Records for this exercise:
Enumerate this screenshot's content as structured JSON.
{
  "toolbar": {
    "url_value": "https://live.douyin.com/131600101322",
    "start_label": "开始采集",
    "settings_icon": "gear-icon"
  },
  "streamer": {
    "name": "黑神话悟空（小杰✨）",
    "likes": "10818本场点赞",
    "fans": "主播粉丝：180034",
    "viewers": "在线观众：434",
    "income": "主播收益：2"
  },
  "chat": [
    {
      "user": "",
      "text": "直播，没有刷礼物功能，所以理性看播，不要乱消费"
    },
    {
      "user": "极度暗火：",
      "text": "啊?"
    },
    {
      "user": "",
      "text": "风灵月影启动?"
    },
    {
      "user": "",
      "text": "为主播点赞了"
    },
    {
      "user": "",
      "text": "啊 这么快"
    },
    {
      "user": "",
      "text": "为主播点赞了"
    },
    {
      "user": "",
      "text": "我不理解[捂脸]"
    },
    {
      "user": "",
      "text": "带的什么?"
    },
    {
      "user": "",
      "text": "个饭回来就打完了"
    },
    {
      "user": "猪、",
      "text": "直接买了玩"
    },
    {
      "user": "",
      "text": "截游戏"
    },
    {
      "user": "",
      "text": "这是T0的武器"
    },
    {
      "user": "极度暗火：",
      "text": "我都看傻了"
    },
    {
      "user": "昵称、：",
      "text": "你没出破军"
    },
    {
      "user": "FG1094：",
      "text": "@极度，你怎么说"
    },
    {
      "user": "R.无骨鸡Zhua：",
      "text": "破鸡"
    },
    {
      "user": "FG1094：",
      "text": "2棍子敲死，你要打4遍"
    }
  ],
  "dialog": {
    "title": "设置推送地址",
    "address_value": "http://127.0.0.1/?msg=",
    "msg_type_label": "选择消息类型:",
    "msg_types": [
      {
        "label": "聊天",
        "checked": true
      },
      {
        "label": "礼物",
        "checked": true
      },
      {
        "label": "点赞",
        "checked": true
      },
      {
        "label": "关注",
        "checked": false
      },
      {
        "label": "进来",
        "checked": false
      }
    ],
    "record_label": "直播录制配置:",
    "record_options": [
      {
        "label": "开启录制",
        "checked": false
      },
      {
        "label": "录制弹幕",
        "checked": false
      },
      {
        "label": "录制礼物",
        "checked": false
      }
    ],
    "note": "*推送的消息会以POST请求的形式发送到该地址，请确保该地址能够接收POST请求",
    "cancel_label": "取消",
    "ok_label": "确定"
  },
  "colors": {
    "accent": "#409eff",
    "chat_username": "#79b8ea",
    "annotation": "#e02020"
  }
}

---

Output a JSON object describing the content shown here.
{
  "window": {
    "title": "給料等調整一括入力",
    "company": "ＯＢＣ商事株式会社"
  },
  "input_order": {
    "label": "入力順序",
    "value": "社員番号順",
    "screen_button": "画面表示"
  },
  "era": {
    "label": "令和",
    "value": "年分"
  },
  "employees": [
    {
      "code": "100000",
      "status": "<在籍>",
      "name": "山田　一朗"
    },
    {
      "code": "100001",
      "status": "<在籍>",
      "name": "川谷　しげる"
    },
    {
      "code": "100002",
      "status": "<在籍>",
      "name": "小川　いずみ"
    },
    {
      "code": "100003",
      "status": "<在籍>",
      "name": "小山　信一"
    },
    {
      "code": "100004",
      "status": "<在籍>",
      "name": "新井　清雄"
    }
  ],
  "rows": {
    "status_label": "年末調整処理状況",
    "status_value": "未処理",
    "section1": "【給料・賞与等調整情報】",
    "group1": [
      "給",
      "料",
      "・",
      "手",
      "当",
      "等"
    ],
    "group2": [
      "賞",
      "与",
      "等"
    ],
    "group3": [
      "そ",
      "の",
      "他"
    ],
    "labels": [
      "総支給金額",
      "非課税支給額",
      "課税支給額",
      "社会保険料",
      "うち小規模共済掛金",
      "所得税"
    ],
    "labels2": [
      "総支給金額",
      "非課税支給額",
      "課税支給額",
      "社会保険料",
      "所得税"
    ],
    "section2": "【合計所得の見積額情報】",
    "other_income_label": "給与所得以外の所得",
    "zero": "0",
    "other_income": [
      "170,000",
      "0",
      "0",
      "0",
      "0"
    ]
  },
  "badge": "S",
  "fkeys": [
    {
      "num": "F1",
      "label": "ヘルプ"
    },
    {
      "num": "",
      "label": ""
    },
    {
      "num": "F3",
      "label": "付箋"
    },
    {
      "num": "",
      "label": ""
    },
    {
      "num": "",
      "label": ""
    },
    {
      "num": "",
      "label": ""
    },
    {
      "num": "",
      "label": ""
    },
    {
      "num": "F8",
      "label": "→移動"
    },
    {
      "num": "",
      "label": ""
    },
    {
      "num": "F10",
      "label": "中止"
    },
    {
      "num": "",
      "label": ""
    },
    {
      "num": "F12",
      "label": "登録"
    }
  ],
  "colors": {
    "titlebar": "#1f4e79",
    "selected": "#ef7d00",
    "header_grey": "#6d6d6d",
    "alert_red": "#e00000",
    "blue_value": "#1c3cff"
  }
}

Aim:
Of the lines above, copy each that contains "content".

Complete output:
Enumerate this screenshot's content as structured JSON.
Output a JSON object describing the content shown here.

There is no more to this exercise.